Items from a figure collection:
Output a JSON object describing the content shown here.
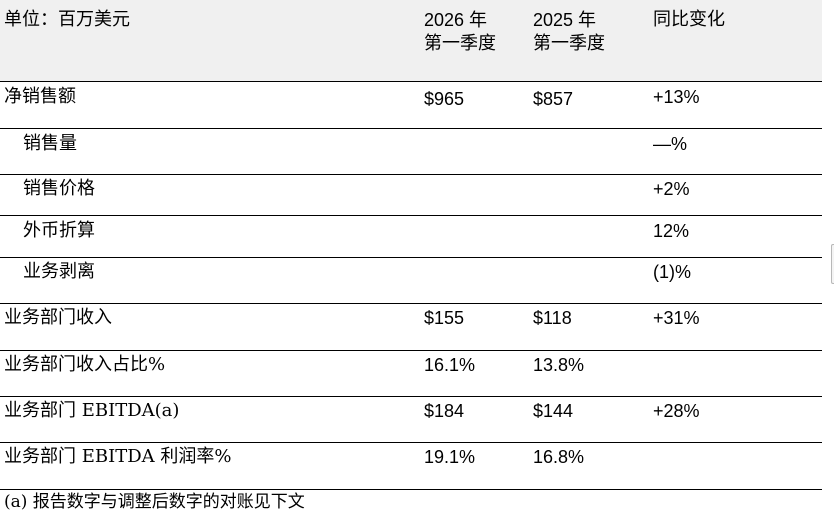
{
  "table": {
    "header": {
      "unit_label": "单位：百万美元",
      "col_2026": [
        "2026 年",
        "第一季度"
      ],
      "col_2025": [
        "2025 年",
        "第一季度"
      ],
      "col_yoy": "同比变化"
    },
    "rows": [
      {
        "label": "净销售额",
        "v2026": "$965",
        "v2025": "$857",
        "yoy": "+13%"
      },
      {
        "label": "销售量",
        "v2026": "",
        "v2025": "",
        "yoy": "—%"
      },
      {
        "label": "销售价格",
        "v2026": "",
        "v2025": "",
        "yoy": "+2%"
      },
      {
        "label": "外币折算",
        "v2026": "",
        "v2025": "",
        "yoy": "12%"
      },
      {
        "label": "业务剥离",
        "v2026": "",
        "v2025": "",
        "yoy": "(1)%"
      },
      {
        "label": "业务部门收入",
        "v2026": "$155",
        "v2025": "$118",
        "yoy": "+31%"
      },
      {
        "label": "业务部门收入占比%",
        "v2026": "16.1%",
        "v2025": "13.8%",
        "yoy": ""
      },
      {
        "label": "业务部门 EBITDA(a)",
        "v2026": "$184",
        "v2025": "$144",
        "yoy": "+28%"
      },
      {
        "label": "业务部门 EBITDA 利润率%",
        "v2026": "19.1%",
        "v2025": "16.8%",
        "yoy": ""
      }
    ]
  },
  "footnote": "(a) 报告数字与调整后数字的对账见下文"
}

What you have to do
Write out all the entries exactly, except for the pictures.

Response to this task
Output a JSON object describing the content shown here.
{
  "table": {
    "header": {
      "unit_label": "单位：百万美元",
      "col_2026": [
        "2026 年",
        "第一季度"
      ],
      "col_2025": [
        "2025 年",
        "第一季度"
      ],
      "col_yoy": "同比变化"
    },
    "rows": [
      {
        "label": "净销售额",
        "v2026": "$965",
        "v2025": "$857",
        "yoy": "+13%"
      },
      {
        "label": "销售量",
        "v2026": "",
        "v2025": "",
        "yoy": "—%"
      },
      {
        "label": "销售价格",
        "v2026": "",
        "v2025": "",
        "yoy": "+2%"
      },
      {
        "label": "外币折算",
        "v2026": "",
        "v2025": "",
        "yoy": "12%"
      },
      {
        "label": "业务剥离",
        "v2026": "",
        "v2025": "",
        "yoy": "(1)%"
      },
      {
        "label": "业务部门收入",
        "v2026": "$155",
        "v2025": "$118",
        "yoy": "+31%"
      },
      {
        "label": "业务部门收入占比%",
        "v2026": "16.1%",
        "v2025": "13.8%",
        "yoy": ""
      },
      {
        "label": "业务部门 EBITDA(a)",
        "v2026": "$184",
        "v2025": "$144",
        "yoy": "+28%"
      },
      {
        "label": "业务部门 EBITDA 利润率%",
        "v2026": "19.1%",
        "v2025": "16.8%",
        "yoy": ""
      }
    ]
  },
  "footnote": "(a) 报告数字与调整后数字的对账见下文"
}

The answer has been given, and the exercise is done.